▸ AIM OF THE TASK:
Make an exact copy of the entries, and keep any pictures out of it.

▸ RECORD LIST:
━━━━━━━━━━━━━━━━

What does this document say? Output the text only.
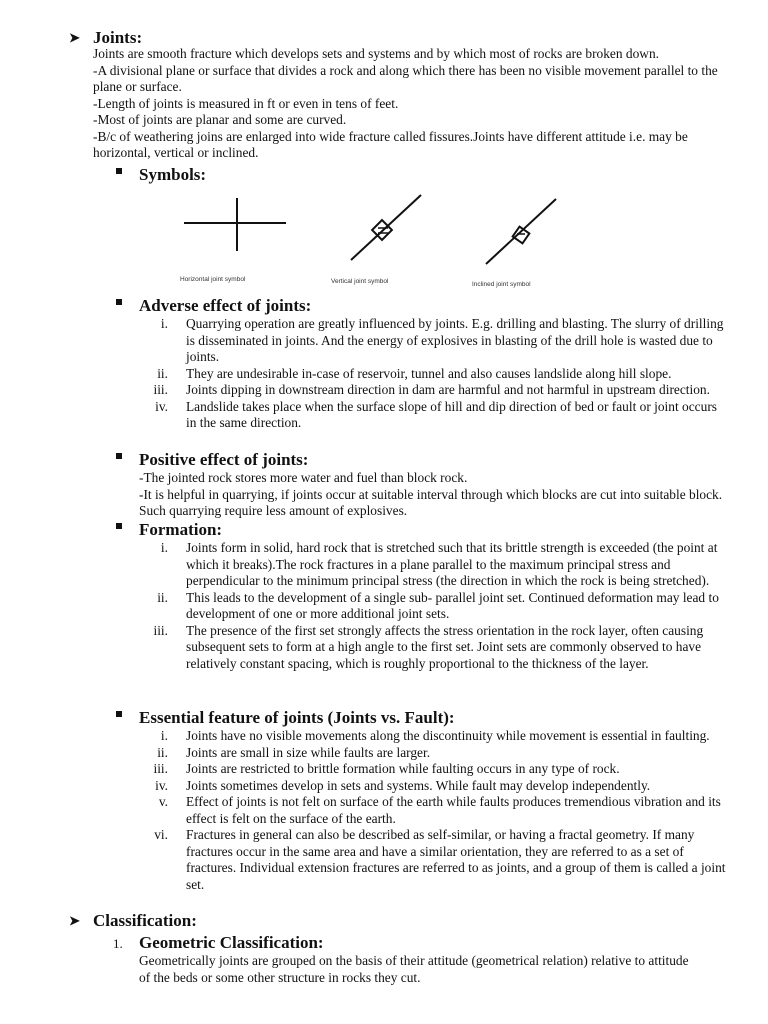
➤ Joints:

Joints are smooth fracture which develops sets and systems and by which most of rocks are broken down.

-A divisional plane or surface that divides a rock and along which there has been no visible movement parallel to the plane or surface.

-Length of joints is measured in ft or even in tens of feet.

-Most of joints are planar and some are curved.

-B/c of weathering joins are enlarged into wide fracture called fissures.Joints have different attitude i.e. may be horizontal, vertical or inclined.

Symbols:
Horizontal joint symbol	Vertical joint symbol	Inclined joint symbol
Adverse effect of joints:
i. Quarrying operation are greatly influenced by joints. E.g. drilling and blasting. The slurry of drilling is disseminated in joints. And the energy of explosives in blasting of the drill hole is wasted due to joints.
ii. They are undesirable in-case of reservoir, tunnel and also causes landslide along hill slope.
iii. Joints dipping in downstream direction in dam are harmful and not harmful in upstream direction.
iv. Landslide takes place when the surface slope of hill and dip direction of bed or fault or joint occurs in the same direction.
Positive effect of joints:

-The jointed rock stores more water and fuel than block rock.

-It is helpful in quarrying, if joints occur at suitable interval through which blocks are cut into suitable block. Such quarrying require less amount of explosives.

Formation:
i. Joints form in solid, hard rock that is stretched such that its brittle strength is exceeded (the point at which it breaks).The rock fractures in a plane parallel to the maximum principal stress and perpendicular to the minimum principal stress (the direction in which the rock is being stretched).
ii. This leads to the development of a single sub- parallel joint set. Continued deformation may lead to development of one or more additional joint sets.
iii. The presence of the first set strongly affects the stress orientation in the rock layer, often causing subsequent sets to form at a high angle to the first set. Joint sets are commonly observed to have relatively constant spacing, which is roughly proportional to the thickness of the layer.
Essential feature of joints (Joints vs. Fault):
i. Joints have no visible movements along the discontinuity while movement is essential in faulting.
ii. Joints are small in size while faults are larger.
iii. Joints are restricted to brittle formation while faulting occurs in any type of rock.
iv. Joints sometimes develop in sets and systems. While fault may develop independently.
v. Effect of joints is not felt on surface of the earth while faults produces tremendious vibration and its effect is felt on the surface of the earth.
vi. Fractures in general can also be described as self-similar, or having a fractal geometry. If many fractures occur in the same area and have a similar orientation, they are referred to as a set of fractures. Individual extension fractures are referred to as joints, and a group of them is called a joint set.
➤ Classification:
1. Geometric Classification:

Geometrically joints are grouped on the basis of their attitude (geometrical relation) relative to attitude of the beds or some other structure in rocks they cut.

━━━━━━━━━━━━━━━━

▸ RESULT FOR THIS EXERCISE:
What does this document say? Output the text only.
➤ Joints:

Joints are smooth fracture which develops sets and systems and by which most of rocks are broken down.

-A divisional plane or surface that divides a rock and along which there has been no visible movement parallel to the plane or surface.

-Length of joints is measured in ft or even in tens of feet.

-Most of joints are planar and some are curved.

-B/c of weathering joins are enlarged into wide fracture called fissures.Joints have different attitude i.e. may be horizontal, vertical or inclined.

Symbols:
Horizontal joint symbol	Vertical joint symbol	Inclined joint symbol
Adverse effect of joints:
i. Quarrying operation are greatly influenced by joints. E.g. drilling and blasting. The slurry of drilling is disseminated in joints. And the energy of explosives in blasting of the drill hole is wasted due to joints.
ii. They are undesirable in-case of reservoir, tunnel and also causes landslide along hill slope.
iii. Joints dipping in downstream direction in dam are harmful and not harmful in upstream direction.
iv. Landslide takes place when the surface slope of hill and dip direction of bed or fault or joint occurs in the same direction.
Positive effect of joints:

-The jointed rock stores more water and fuel than block rock.

-It is helpful in quarrying, if joints occur at suitable interval through which blocks are cut into suitable block. Such quarrying require less amount of explosives.

Formation:
i. Joints form in solid, hard rock that is stretched such that its brittle strength is exceeded (the point at which it breaks).The rock fractures in a plane parallel to the maximum principal stress and perpendicular to the minimum principal stress (the direction in which the rock is being stretched).
ii. This leads to the development of a single sub- parallel joint set. Continued deformation may lead to development of one or more additional joint sets.
iii. The presence of the first set strongly affects the stress orientation in the rock layer, often causing subsequent sets to form at a high angle to the first set. Joint sets are commonly observed to have relatively constant spacing, which is roughly proportional to the thickness of the layer.
Essential feature of joints (Joints vs. Fault):
i. Joints have no visible movements along the discontinuity while movement is essential in faulting.
ii. Joints are small in size while faults are larger.
iii. Joints are restricted to brittle formation while faulting occurs in any type of rock.
iv. Joints sometimes develop in sets and systems. While fault may develop independently.
v. Effect of joints is not felt on surface of the earth while faults produces tremendious vibration and its effect is felt on the surface of the earth.
vi. Fractures in general can also be described as self-similar, or having a fractal geometry. If many fractures occur in the same area and have a similar orientation, they are referred to as a set of fractures. Individual extension fractures are referred to as joints, and a group of them is called a joint set.
➤ Classification:
1. Geometric Classification:

Geometrically joints are grouped on the basis of their attitude (geometrical relation) relative to attitude of the beds or some other structure in rocks they cut.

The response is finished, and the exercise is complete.